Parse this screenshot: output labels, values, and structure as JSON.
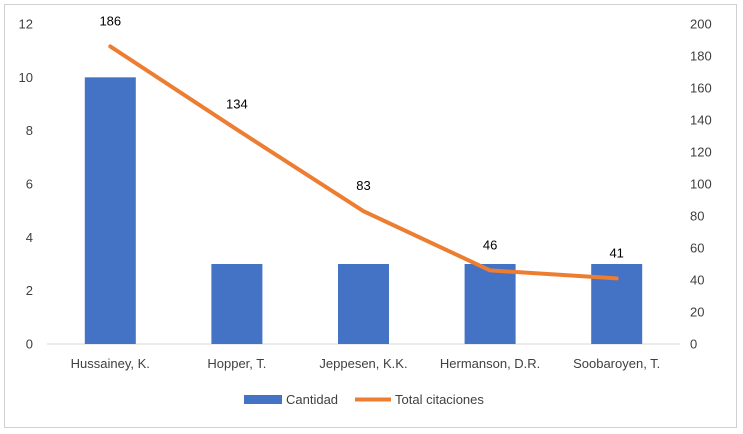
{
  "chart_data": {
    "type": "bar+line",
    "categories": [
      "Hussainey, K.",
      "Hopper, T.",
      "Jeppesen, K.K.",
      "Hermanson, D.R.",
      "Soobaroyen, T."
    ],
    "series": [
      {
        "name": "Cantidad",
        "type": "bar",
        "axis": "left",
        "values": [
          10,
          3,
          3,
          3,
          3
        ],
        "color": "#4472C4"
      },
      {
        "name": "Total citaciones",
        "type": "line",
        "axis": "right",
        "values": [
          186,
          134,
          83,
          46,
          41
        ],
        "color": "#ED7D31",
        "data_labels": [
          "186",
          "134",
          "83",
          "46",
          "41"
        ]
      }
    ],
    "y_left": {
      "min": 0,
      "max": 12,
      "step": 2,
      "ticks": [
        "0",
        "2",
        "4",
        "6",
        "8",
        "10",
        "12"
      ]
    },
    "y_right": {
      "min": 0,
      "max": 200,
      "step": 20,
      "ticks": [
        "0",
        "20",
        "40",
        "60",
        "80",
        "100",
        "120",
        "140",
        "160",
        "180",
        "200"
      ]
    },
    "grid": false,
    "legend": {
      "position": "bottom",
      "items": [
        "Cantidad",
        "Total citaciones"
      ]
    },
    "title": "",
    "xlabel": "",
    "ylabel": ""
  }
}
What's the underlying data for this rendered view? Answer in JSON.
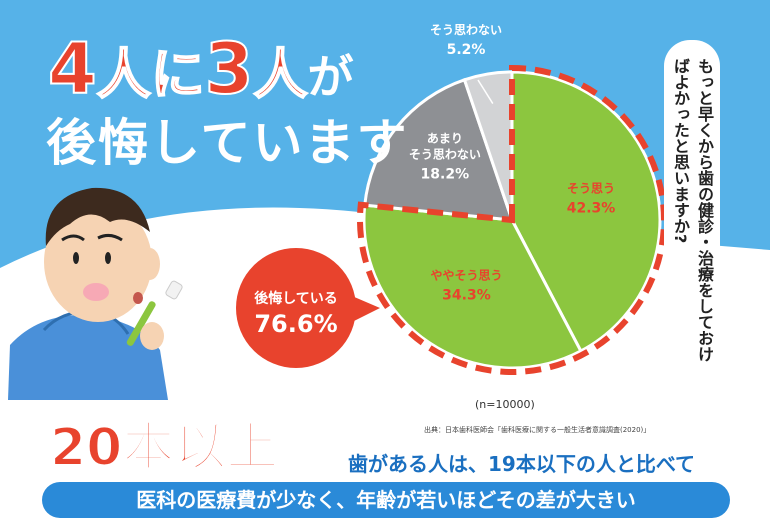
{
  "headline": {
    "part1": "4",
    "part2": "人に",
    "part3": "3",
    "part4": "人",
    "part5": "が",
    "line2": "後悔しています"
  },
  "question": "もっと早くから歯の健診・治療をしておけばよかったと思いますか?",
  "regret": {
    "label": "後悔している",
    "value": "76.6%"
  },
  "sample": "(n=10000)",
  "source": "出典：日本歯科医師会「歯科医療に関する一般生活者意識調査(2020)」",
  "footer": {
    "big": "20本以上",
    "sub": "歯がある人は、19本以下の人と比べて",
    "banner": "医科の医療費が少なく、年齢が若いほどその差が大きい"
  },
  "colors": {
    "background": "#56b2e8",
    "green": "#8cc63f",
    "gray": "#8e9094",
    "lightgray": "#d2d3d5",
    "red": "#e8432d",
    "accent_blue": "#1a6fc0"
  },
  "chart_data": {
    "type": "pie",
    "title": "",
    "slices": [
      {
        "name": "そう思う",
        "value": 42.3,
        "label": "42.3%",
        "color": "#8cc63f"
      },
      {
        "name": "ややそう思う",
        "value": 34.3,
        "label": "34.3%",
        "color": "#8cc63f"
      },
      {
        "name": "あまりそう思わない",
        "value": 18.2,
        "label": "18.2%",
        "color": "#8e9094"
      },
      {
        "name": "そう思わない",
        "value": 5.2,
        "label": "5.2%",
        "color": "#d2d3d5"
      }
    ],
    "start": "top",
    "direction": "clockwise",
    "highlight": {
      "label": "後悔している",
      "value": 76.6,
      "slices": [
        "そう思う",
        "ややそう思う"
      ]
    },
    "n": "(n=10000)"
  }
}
--
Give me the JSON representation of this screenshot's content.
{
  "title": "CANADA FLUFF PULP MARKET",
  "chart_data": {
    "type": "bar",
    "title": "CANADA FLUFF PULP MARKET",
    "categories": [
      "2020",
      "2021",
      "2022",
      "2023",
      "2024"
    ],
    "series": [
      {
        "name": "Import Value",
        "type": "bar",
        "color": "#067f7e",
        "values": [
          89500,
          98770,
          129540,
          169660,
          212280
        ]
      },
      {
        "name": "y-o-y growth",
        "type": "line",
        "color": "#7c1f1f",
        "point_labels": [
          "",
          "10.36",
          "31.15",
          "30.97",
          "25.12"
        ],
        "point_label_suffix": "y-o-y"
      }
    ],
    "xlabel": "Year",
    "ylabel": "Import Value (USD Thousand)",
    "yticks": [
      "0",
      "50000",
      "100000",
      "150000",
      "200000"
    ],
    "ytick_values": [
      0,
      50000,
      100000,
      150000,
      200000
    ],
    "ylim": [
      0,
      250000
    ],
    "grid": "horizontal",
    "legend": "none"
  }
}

| The request |
Select, from the listing, all lines that include the word "screenshot".

| Finished exercise |
Parse this screenshot: output labels, values, and structure as JSON.
Give me the JSON representation of this screenshot's content.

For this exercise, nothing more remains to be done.